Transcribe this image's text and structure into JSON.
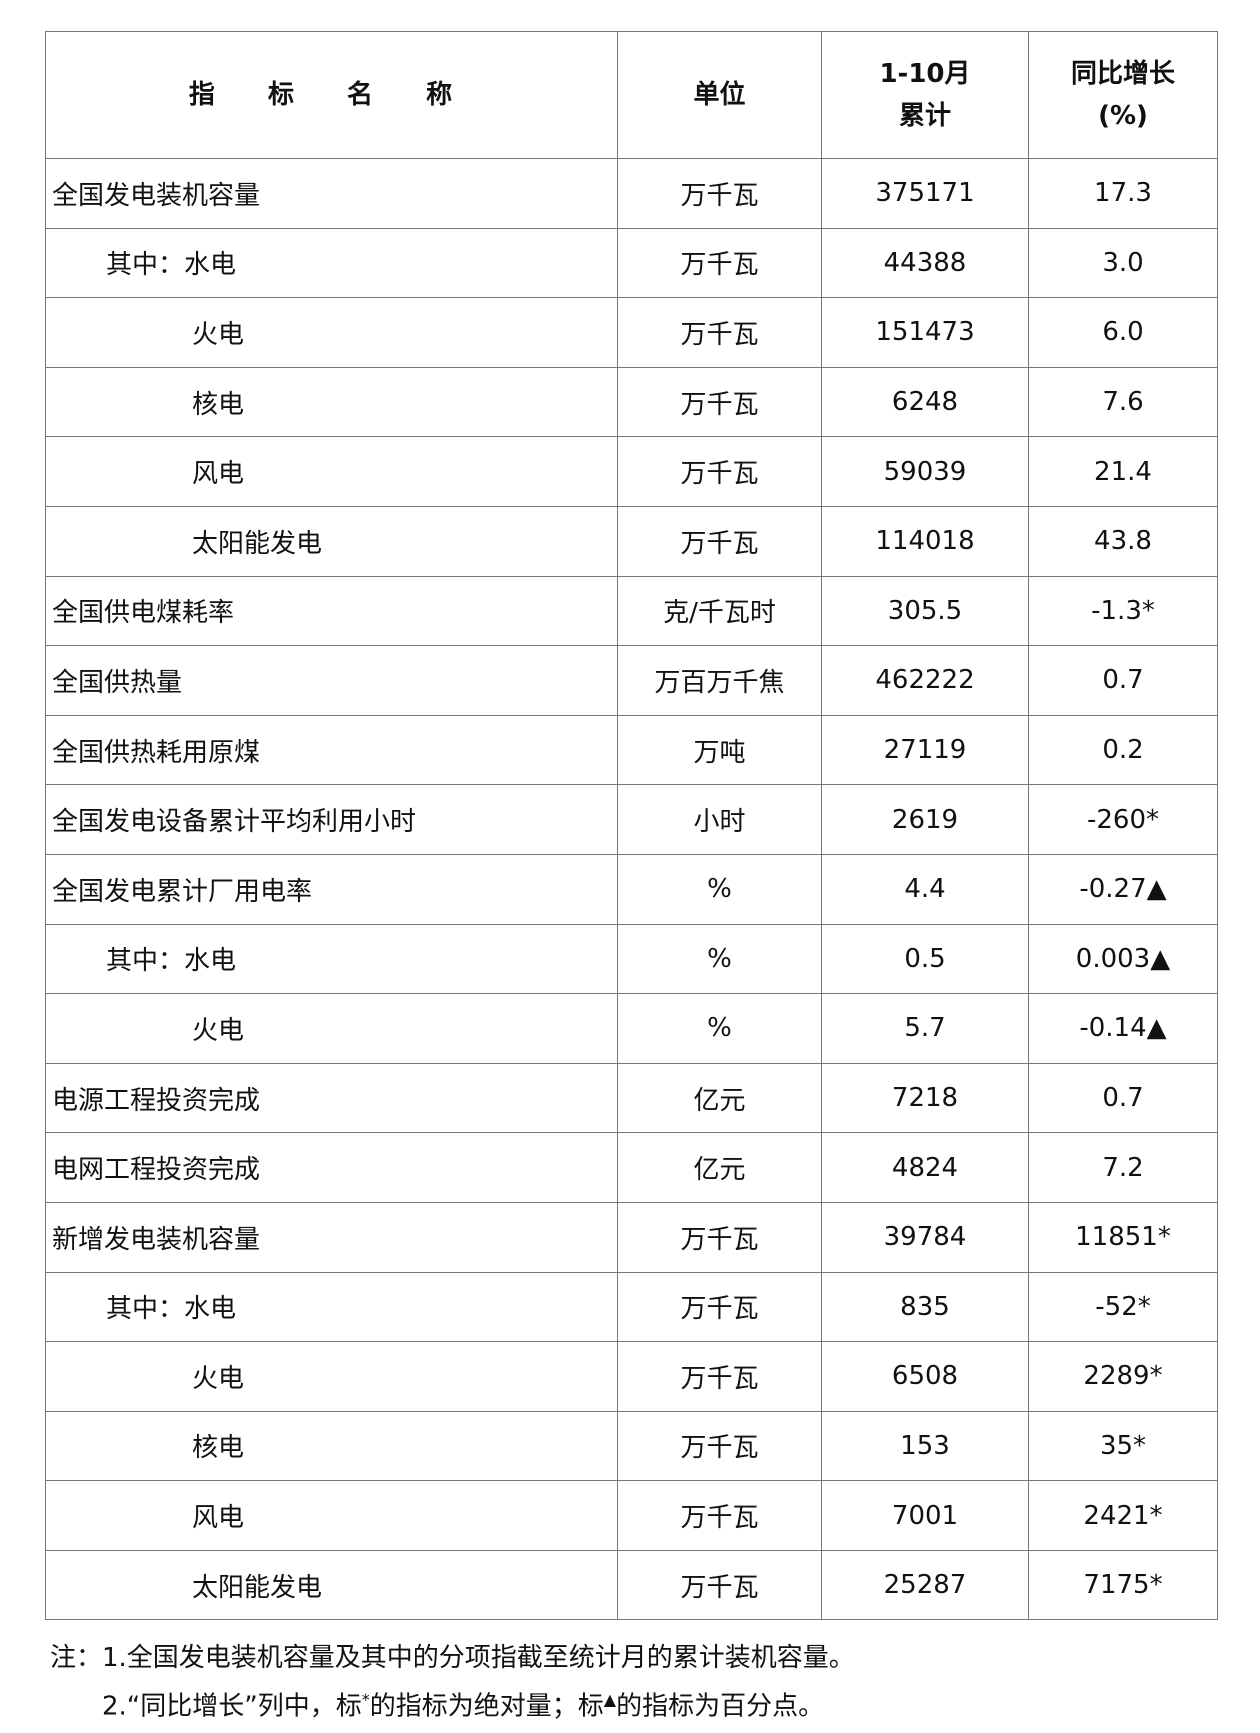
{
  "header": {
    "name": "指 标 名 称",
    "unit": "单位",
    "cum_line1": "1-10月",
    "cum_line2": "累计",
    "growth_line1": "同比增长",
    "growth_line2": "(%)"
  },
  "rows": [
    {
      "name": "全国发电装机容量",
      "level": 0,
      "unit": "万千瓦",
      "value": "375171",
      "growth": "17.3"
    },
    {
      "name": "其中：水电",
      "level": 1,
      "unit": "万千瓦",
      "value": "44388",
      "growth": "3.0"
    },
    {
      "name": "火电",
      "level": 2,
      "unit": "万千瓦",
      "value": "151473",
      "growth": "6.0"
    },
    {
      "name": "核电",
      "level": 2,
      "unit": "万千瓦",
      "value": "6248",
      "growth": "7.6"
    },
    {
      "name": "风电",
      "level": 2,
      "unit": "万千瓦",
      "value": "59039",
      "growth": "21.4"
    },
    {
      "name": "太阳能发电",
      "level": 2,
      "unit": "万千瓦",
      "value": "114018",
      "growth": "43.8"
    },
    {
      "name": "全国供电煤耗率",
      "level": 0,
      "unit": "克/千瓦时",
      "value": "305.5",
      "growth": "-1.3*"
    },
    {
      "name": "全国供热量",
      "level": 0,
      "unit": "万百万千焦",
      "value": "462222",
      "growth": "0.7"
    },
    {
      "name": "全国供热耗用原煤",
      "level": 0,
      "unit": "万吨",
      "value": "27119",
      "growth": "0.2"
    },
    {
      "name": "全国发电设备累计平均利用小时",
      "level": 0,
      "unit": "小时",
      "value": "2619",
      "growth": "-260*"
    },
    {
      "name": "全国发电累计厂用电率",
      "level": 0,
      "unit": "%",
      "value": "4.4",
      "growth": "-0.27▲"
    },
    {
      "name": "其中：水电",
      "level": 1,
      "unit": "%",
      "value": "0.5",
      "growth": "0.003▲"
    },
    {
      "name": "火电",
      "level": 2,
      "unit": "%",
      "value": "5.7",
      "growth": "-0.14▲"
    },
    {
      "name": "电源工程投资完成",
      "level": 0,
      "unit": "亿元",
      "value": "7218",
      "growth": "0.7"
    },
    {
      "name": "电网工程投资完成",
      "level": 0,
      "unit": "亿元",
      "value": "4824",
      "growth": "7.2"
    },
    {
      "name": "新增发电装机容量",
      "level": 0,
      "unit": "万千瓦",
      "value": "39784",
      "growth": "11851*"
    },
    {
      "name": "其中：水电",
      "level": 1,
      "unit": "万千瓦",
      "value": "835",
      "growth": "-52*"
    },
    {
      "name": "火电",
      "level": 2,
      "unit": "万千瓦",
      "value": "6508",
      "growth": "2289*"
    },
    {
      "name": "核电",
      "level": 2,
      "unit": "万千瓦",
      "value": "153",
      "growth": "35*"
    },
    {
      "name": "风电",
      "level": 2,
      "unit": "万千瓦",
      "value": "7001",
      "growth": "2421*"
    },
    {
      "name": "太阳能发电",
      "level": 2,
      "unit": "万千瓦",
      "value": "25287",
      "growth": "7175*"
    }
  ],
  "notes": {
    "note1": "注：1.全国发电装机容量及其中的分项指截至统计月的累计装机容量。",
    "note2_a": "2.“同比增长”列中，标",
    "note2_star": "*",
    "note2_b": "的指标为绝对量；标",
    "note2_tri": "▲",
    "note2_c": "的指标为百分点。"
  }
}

********************

**Exercise prompt**
Make an exact copy of all entries above, dropping the images.

**Answer to this problem**
Transcribe this image's text and structure into JSON.
{
  "header": {
    "name": "指 标 名 称",
    "unit": "单位",
    "cum_line1": "1-10月",
    "cum_line2": "累计",
    "growth_line1": "同比增长",
    "growth_line2": "(%)"
  },
  "rows": [
    {
      "name": "全国发电装机容量",
      "level": 0,
      "unit": "万千瓦",
      "value": "375171",
      "growth": "17.3"
    },
    {
      "name": "其中：水电",
      "level": 1,
      "unit": "万千瓦",
      "value": "44388",
      "growth": "3.0"
    },
    {
      "name": "火电",
      "level": 2,
      "unit": "万千瓦",
      "value": "151473",
      "growth": "6.0"
    },
    {
      "name": "核电",
      "level": 2,
      "unit": "万千瓦",
      "value": "6248",
      "growth": "7.6"
    },
    {
      "name": "风电",
      "level": 2,
      "unit": "万千瓦",
      "value": "59039",
      "growth": "21.4"
    },
    {
      "name": "太阳能发电",
      "level": 2,
      "unit": "万千瓦",
      "value": "114018",
      "growth": "43.8"
    },
    {
      "name": "全国供电煤耗率",
      "level": 0,
      "unit": "克/千瓦时",
      "value": "305.5",
      "growth": "-1.3*"
    },
    {
      "name": "全国供热量",
      "level": 0,
      "unit": "万百万千焦",
      "value": "462222",
      "growth": "0.7"
    },
    {
      "name": "全国供热耗用原煤",
      "level": 0,
      "unit": "万吨",
      "value": "27119",
      "growth": "0.2"
    },
    {
      "name": "全国发电设备累计平均利用小时",
      "level": 0,
      "unit": "小时",
      "value": "2619",
      "growth": "-260*"
    },
    {
      "name": "全国发电累计厂用电率",
      "level": 0,
      "unit": "%",
      "value": "4.4",
      "growth": "-0.27▲"
    },
    {
      "name": "其中：水电",
      "level": 1,
      "unit": "%",
      "value": "0.5",
      "growth": "0.003▲"
    },
    {
      "name": "火电",
      "level": 2,
      "unit": "%",
      "value": "5.7",
      "growth": "-0.14▲"
    },
    {
      "name": "电源工程投资完成",
      "level": 0,
      "unit": "亿元",
      "value": "7218",
      "growth": "0.7"
    },
    {
      "name": "电网工程投资完成",
      "level": 0,
      "unit": "亿元",
      "value": "4824",
      "growth": "7.2"
    },
    {
      "name": "新增发电装机容量",
      "level": 0,
      "unit": "万千瓦",
      "value": "39784",
      "growth": "11851*"
    },
    {
      "name": "其中：水电",
      "level": 1,
      "unit": "万千瓦",
      "value": "835",
      "growth": "-52*"
    },
    {
      "name": "火电",
      "level": 2,
      "unit": "万千瓦",
      "value": "6508",
      "growth": "2289*"
    },
    {
      "name": "核电",
      "level": 2,
      "unit": "万千瓦",
      "value": "153",
      "growth": "35*"
    },
    {
      "name": "风电",
      "level": 2,
      "unit": "万千瓦",
      "value": "7001",
      "growth": "2421*"
    },
    {
      "name": "太阳能发电",
      "level": 2,
      "unit": "万千瓦",
      "value": "25287",
      "growth": "7175*"
    }
  ],
  "notes": {
    "note1": "注：1.全国发电装机容量及其中的分项指截至统计月的累计装机容量。",
    "note2_a": "2.“同比增长”列中，标",
    "note2_star": "*",
    "note2_b": "的指标为绝对量；标",
    "note2_tri": "▲",
    "note2_c": "的指标为百分点。"
  }
}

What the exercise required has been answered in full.